══ Selected passage ══

Turkey quits treaty to prevent violence against women
The 2011 pact, signed by 45 countries and the European Union, requires governments to adopt legislation linked to the prosecution of crimes including marital rape and female genital mutilation
Turkey on Thursday formally exited a treaty combating femicide and domestic abuse, in a controversial move by President Recep Tayyip Erdogan that was condemned by the West and rights groups.
Erdogan sparked outrage in March by pulling out from the world's first binding treaty to prevent and combat violence against women, known as the Istanbul Convention.
The 2011 pact, signed by 45 countries and the European Union, requires governments to adopt legislation linked to the prosecution of crimes including marital rape and female genital mutilation.
Erdogan's move came as he clings onto support from conservative and nationalist groups to maintain his 18-year rule.
Justifying the decision, Erdogan's top press aide Fahrettin Altun said the treaty's references to gender-based abuses had been "hijacked by people attempting to normalise homosexuality".
The LGBTQ movement is "incompatible" with Turkey's social and family values, Altun said.
Major Turkish cities were convulsed earlier this year by student-led protests supporting broader rights.
Homosexuality has been legal in Turkey since the Ottoman Empire. But women's rights groups accuse Ankara of withdrawing from the treaty to appease conservatives at a time when Erdogan's ruling party is recording lower levels of support.
"We will continue our struggle," Canan Gullu, president of the Federation of Turkish Women's Associations, said on Wednesday. "Turkey is shooting itself in the foot with this decision."
She said that since March, women and other vulnerable groups had been more reluctant to ask for help and less likely to receive it, with COVID-19 fuelled economic difficulties causing a dramatic increase in violence against them.
The withdrawal was condemned by the European Union and the United States.
Turkey's highest administrative court on Tuesday rejected an attempt to annul the withdrawal, saying that Erdogan had the "authority" to make the decision.
Rights organisations say Erdogan's decision will put women at greater risk of violence when femicide is already prevalent in Turkey.
Last year, 300 women were murdered in the country, according to the rights group We Will Stop Femicide Platform, while 189 have been killed so far this year.
"The withdrawal sends a reckless and dangerous message to perpetrators who abuse, maim and kill: that they can carry on doing so with impunity," said Amnesty International's secretary-general, Agnes Callamard.
There are protests planned for Thursday evening across Turkey, with a large rally in Istanbul to start at 1600 GMT.
Femicide has surged in Turkey, with one monitoring group logging roughly one per day in the last five years. Proponents of the convention and related legislation say more stringent implementation is needed.

═══

- **What you are asked to do**
Can you output the part of the Turkey treaty article that begins at the words "She said that" and stops after "violence against them.", copied word for word? The rows aren't needed here.

══ Records provided ══

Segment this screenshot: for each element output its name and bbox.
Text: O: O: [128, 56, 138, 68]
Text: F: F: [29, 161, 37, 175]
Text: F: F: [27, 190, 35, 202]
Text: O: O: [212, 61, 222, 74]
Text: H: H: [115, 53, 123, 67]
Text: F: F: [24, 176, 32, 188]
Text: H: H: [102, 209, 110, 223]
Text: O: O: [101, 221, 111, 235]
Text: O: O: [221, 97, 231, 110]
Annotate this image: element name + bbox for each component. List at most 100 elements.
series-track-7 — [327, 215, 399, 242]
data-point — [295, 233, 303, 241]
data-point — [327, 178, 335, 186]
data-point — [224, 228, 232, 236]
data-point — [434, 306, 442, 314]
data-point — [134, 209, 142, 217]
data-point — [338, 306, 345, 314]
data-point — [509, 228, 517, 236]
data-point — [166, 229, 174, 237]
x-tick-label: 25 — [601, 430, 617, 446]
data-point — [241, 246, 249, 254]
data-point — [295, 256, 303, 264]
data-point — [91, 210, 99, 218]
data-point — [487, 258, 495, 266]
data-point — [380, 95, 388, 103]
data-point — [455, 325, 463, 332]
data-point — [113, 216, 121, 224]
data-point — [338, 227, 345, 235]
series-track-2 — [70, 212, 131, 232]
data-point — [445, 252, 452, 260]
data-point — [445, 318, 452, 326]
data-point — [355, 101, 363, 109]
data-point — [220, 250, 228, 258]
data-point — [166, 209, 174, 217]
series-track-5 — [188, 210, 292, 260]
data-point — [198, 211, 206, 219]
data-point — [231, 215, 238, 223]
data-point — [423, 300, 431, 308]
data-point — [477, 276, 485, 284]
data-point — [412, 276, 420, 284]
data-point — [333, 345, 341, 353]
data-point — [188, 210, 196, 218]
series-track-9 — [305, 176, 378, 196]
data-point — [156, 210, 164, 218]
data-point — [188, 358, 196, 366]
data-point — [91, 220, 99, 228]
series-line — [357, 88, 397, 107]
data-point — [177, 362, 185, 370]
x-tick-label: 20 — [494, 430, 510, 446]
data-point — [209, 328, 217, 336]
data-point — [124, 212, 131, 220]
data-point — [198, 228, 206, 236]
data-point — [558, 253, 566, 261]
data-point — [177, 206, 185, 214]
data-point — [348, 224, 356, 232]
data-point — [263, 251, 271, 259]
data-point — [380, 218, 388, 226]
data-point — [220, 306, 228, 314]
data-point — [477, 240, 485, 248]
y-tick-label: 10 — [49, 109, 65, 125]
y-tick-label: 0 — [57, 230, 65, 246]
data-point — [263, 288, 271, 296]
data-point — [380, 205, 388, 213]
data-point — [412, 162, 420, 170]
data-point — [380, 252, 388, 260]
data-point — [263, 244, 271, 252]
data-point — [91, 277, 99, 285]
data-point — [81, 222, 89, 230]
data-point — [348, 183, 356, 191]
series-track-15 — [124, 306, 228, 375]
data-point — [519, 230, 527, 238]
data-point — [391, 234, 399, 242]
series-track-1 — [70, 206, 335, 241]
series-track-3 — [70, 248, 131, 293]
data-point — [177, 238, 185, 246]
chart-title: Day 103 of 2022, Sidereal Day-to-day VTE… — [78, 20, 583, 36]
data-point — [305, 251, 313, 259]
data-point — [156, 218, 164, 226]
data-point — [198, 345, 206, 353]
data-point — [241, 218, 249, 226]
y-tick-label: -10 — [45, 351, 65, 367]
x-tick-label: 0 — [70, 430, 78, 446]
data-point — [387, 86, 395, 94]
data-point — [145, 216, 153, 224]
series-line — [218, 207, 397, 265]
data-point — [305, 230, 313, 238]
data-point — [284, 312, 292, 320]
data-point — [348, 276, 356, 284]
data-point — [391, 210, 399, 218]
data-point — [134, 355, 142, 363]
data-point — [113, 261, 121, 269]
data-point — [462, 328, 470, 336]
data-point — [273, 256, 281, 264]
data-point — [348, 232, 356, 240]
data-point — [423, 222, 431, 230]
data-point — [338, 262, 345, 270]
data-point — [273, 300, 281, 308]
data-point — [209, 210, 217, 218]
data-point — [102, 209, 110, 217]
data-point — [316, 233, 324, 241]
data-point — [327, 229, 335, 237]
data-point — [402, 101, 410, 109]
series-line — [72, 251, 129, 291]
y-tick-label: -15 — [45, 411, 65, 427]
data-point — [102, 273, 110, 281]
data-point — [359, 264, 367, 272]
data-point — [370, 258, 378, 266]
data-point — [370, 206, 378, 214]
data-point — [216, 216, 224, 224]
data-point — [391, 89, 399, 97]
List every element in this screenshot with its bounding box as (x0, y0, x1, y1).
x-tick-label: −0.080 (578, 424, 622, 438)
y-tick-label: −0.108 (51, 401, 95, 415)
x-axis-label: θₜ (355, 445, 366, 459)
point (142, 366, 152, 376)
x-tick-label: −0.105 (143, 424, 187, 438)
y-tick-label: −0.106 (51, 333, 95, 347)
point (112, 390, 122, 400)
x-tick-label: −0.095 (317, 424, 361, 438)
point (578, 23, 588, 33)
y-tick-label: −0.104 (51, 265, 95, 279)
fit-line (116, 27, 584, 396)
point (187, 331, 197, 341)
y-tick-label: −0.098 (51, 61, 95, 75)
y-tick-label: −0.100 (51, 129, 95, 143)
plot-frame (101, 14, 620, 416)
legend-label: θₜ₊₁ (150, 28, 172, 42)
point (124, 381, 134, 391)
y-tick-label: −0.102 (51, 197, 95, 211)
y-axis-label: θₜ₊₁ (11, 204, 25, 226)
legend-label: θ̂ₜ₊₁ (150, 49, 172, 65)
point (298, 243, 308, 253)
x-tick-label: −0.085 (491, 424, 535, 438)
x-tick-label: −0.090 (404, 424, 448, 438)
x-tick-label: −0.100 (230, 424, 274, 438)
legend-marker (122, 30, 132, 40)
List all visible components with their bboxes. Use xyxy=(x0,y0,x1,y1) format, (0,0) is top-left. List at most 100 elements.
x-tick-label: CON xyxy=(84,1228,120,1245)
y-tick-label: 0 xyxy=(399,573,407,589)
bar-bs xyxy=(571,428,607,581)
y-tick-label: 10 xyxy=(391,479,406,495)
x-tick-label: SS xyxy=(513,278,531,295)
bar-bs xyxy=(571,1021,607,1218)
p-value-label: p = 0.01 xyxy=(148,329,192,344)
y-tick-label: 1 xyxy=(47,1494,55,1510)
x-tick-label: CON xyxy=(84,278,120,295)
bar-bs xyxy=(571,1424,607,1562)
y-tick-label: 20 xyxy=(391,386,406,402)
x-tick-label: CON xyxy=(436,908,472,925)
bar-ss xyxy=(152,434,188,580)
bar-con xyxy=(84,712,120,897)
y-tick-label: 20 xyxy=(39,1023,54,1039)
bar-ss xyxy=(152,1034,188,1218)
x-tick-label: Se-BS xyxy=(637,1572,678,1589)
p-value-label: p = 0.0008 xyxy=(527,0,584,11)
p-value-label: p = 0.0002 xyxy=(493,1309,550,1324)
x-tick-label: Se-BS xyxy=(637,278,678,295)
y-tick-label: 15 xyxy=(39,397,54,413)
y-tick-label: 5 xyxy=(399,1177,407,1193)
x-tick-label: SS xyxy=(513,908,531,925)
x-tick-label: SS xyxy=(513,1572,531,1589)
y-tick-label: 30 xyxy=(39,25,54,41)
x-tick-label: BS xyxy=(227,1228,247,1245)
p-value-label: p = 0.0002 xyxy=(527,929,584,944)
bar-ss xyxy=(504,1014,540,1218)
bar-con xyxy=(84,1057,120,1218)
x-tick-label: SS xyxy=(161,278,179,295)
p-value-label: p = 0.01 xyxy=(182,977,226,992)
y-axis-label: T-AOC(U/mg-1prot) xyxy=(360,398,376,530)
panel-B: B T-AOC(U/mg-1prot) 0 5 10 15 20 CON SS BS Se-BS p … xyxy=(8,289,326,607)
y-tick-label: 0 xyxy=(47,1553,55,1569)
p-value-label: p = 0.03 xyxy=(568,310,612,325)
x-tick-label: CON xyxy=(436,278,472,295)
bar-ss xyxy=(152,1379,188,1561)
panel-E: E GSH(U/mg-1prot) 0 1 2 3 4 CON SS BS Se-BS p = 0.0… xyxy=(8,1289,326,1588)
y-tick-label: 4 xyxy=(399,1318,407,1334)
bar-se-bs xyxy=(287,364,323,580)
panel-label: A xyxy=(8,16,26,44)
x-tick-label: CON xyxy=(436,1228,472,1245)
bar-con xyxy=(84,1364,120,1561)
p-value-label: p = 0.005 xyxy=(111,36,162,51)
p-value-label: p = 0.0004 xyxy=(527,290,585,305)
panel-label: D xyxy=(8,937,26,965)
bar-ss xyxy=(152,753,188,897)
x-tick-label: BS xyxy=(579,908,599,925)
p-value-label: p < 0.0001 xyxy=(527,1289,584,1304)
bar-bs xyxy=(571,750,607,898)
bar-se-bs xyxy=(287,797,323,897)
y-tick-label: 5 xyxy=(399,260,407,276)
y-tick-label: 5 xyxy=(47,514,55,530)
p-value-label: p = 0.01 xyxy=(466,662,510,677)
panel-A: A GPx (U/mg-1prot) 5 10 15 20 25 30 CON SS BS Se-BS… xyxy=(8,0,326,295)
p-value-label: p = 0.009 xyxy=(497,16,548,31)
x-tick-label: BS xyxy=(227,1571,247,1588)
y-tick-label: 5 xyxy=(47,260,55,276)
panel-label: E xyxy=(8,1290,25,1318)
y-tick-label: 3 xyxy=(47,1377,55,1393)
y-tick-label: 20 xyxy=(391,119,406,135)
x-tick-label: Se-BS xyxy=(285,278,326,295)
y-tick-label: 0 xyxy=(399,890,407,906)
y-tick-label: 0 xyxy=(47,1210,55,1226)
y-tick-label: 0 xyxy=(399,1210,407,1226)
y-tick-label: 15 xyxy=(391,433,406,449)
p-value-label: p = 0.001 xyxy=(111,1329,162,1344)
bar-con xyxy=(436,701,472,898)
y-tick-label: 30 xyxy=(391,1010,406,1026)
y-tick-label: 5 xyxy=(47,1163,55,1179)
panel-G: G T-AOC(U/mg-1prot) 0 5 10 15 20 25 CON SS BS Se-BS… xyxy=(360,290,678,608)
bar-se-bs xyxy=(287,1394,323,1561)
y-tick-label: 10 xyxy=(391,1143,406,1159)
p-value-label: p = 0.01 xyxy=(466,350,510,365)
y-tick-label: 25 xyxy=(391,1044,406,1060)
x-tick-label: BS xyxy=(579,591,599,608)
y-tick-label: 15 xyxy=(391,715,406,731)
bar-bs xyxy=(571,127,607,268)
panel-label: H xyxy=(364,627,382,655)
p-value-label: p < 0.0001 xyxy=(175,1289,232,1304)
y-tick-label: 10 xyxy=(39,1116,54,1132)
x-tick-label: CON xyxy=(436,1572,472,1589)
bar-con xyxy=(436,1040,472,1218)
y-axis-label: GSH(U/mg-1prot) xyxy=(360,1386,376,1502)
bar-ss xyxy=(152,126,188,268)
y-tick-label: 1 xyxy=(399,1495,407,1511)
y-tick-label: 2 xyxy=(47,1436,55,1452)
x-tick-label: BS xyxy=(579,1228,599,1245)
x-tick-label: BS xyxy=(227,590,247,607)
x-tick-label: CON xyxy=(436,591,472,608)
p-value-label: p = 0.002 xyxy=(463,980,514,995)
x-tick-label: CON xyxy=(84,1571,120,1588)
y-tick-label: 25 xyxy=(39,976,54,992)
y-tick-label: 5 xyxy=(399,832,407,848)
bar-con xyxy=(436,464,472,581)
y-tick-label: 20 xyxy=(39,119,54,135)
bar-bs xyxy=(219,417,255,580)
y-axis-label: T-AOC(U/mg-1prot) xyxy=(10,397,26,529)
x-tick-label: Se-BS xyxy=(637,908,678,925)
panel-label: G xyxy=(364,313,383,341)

═══

- **Response**
She said that since March, women and other vulnerable groups had been more reluctant to ask for help and less likely to receive it, with COVID-19 fuelled economic difficulties causing a dramatic increase in violence against them.